# EXERCISE GOAL
Spot each line in the records below where the word "this" occurs, then copy it.

— Start of SUPPLIED DATA —

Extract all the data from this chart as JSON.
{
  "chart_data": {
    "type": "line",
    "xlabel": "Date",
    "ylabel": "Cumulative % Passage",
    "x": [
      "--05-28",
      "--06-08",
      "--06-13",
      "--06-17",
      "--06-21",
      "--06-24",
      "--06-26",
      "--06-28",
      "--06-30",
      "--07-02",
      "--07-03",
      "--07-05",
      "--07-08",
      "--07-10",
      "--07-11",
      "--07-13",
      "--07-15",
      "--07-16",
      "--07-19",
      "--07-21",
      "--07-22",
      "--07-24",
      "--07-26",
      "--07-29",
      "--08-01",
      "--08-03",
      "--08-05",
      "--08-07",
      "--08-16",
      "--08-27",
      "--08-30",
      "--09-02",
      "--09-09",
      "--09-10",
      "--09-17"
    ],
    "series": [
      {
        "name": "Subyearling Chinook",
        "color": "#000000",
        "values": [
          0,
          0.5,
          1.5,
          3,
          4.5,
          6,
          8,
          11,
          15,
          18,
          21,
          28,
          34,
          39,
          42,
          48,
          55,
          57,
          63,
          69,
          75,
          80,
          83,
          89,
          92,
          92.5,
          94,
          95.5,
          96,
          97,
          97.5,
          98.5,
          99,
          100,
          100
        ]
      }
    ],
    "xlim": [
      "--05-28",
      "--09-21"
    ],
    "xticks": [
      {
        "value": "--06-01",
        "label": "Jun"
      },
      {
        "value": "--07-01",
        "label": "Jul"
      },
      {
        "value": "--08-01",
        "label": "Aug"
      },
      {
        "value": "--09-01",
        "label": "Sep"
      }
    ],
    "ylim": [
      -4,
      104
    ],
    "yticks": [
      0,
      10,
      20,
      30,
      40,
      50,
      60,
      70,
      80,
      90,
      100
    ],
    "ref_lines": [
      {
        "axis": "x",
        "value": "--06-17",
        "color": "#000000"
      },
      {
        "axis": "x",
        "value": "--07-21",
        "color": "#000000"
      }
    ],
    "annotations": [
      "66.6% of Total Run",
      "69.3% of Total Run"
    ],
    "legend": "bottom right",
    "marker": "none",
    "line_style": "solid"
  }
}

— End of SUPPLIED DATA —
— Start of SUPPLIED DATA —

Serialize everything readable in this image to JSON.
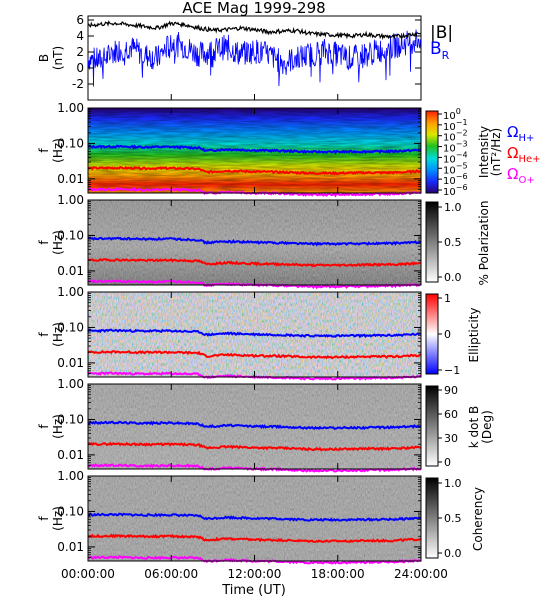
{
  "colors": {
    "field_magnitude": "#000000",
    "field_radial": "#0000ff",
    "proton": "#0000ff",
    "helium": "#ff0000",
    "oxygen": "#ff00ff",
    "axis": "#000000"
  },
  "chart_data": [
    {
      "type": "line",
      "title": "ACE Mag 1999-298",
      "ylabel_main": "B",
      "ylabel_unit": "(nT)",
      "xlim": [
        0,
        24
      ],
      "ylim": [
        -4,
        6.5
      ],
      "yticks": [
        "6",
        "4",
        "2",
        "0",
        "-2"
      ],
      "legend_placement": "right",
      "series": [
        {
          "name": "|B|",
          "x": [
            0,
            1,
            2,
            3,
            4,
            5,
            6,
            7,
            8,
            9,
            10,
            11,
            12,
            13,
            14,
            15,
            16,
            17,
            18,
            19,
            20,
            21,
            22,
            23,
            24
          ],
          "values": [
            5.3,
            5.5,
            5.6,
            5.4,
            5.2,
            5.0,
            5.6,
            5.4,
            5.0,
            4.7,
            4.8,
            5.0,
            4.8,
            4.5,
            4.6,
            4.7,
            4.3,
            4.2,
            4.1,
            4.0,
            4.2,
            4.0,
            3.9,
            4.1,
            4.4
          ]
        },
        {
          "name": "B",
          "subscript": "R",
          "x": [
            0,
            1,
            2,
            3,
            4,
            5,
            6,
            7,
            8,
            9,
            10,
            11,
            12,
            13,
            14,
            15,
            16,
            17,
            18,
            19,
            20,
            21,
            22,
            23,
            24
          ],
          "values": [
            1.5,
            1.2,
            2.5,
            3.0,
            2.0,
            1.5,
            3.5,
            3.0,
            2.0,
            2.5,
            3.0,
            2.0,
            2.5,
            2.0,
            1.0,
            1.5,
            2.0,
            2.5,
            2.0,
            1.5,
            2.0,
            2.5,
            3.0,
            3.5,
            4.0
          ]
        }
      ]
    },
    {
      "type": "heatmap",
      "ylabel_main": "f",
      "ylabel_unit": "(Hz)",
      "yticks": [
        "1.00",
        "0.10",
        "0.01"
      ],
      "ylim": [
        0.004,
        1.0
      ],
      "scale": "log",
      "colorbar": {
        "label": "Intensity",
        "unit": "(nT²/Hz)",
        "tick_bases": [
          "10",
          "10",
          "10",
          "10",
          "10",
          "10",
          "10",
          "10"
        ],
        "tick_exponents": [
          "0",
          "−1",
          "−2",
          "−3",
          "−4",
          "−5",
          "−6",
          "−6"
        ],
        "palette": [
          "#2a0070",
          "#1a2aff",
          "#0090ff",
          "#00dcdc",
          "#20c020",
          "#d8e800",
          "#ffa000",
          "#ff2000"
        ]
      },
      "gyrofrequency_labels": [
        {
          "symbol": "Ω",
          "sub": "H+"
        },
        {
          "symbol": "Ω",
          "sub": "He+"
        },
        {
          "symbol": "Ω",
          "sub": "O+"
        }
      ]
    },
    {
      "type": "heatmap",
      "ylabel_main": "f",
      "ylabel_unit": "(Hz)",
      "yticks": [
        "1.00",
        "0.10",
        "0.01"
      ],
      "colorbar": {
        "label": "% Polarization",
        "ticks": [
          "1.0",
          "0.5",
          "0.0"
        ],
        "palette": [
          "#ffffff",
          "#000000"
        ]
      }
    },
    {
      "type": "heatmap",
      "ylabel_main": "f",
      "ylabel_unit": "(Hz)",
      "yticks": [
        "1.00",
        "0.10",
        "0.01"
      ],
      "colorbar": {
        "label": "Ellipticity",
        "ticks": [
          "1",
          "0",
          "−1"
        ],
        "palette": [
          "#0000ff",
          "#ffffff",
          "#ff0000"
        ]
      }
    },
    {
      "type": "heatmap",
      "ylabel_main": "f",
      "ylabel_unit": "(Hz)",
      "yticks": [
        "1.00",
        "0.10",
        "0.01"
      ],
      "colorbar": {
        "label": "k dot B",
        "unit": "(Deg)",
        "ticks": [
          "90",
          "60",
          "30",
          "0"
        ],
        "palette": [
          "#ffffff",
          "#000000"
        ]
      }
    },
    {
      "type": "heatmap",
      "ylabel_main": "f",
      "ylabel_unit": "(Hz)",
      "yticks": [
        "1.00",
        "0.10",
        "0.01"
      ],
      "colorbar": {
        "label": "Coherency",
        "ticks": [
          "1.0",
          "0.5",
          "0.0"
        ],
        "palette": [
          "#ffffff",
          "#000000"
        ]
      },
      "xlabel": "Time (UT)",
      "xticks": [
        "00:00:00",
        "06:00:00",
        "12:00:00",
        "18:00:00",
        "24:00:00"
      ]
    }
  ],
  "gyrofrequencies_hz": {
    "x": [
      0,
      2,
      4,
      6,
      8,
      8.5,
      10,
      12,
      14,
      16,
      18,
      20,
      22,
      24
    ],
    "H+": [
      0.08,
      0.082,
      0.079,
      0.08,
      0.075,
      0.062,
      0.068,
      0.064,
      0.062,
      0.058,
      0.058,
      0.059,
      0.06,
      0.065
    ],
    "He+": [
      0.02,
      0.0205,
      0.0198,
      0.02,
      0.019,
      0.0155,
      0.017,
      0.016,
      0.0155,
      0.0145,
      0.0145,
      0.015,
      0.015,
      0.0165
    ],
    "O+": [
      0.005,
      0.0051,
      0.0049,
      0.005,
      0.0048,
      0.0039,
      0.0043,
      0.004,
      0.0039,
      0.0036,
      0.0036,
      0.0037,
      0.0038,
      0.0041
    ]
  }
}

— End of SUPPLIED DATA —

# TASK RESPONSE
Extract all the data from this chart as JSON.
Serialize everything readable in this image to JSON.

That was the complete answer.